Output the data below in full, byte for byte. Nothing may differ.

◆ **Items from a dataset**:
▬▬▬▬▬▬

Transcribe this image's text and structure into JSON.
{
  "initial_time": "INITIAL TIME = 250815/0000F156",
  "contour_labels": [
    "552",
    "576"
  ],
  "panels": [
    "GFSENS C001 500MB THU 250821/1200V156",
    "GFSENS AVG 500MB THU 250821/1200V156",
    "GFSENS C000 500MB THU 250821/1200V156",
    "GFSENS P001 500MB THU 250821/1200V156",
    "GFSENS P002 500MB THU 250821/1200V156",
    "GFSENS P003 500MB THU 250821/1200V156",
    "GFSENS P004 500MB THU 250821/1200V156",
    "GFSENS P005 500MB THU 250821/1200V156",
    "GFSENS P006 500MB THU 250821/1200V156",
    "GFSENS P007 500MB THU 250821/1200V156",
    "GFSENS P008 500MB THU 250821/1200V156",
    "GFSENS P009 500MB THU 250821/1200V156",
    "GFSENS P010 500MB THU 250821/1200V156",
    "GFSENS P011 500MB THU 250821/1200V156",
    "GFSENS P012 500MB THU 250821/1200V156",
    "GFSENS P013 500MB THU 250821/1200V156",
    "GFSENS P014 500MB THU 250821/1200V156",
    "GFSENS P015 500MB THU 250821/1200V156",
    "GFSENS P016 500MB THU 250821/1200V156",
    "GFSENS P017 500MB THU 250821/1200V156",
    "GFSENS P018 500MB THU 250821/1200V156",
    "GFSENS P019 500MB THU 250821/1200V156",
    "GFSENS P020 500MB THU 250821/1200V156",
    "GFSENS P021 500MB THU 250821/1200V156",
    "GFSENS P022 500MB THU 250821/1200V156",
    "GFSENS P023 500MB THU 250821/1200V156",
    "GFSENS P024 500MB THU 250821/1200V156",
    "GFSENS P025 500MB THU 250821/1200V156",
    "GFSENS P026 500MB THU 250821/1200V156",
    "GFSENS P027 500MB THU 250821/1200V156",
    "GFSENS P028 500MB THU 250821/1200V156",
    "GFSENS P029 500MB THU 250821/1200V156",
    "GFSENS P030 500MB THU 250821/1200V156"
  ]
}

▬▬▬▬▬▬

◆ **ANSWER IN FULL**:
Transcribe this image's text and structure into JSON.
{
  "initial_time": "INITIAL TIME = 250815/0000F156",
  "contour_labels": [
    "552",
    "576"
  ],
  "panels": [
    "GFSENS C001 500MB THU 250821/1200V156",
    "GFSENS AVG 500MB THU 250821/1200V156",
    "GFSENS C000 500MB THU 250821/1200V156",
    "GFSENS P001 500MB THU 250821/1200V156",
    "GFSENS P002 500MB THU 250821/1200V156",
    "GFSENS P003 500MB THU 250821/1200V156",
    "GFSENS P004 500MB THU 250821/1200V156",
    "GFSENS P005 500MB THU 250821/1200V156",
    "GFSENS P006 500MB THU 250821/1200V156",
    "GFSENS P007 500MB THU 250821/1200V156",
    "GFSENS P008 500MB THU 250821/1200V156",
    "GFSENS P009 500MB THU 250821/1200V156",
    "GFSENS P010 500MB THU 250821/1200V156",
    "GFSENS P011 500MB THU 250821/1200V156",
    "GFSENS P012 500MB THU 250821/1200V156",
    "GFSENS P013 500MB THU 250821/1200V156",
    "GFSENS P014 500MB THU 250821/1200V156",
    "GFSENS P015 500MB THU 250821/1200V156",
    "GFSENS P016 500MB THU 250821/1200V156",
    "GFSENS P017 500MB THU 250821/1200V156",
    "GFSENS P018 500MB THU 250821/1200V156",
    "GFSENS P019 500MB THU 250821/1200V156",
    "GFSENS P020 500MB THU 250821/1200V156",
    "GFSENS P021 500MB THU 250821/1200V156",
    "GFSENS P022 500MB THU 250821/1200V156",
    "GFSENS P023 500MB THU 250821/1200V156",
    "GFSENS P024 500MB THU 250821/1200V156",
    "GFSENS P025 500MB THU 250821/1200V156",
    "GFSENS P026 500MB THU 250821/1200V156",
    "GFSENS P027 500MB THU 250821/1200V156",
    "GFSENS P028 500MB THU 250821/1200V156",
    "GFSENS P029 500MB THU 250821/1200V156",
    "GFSENS P030 500MB THU 250821/1200V156"
  ]
}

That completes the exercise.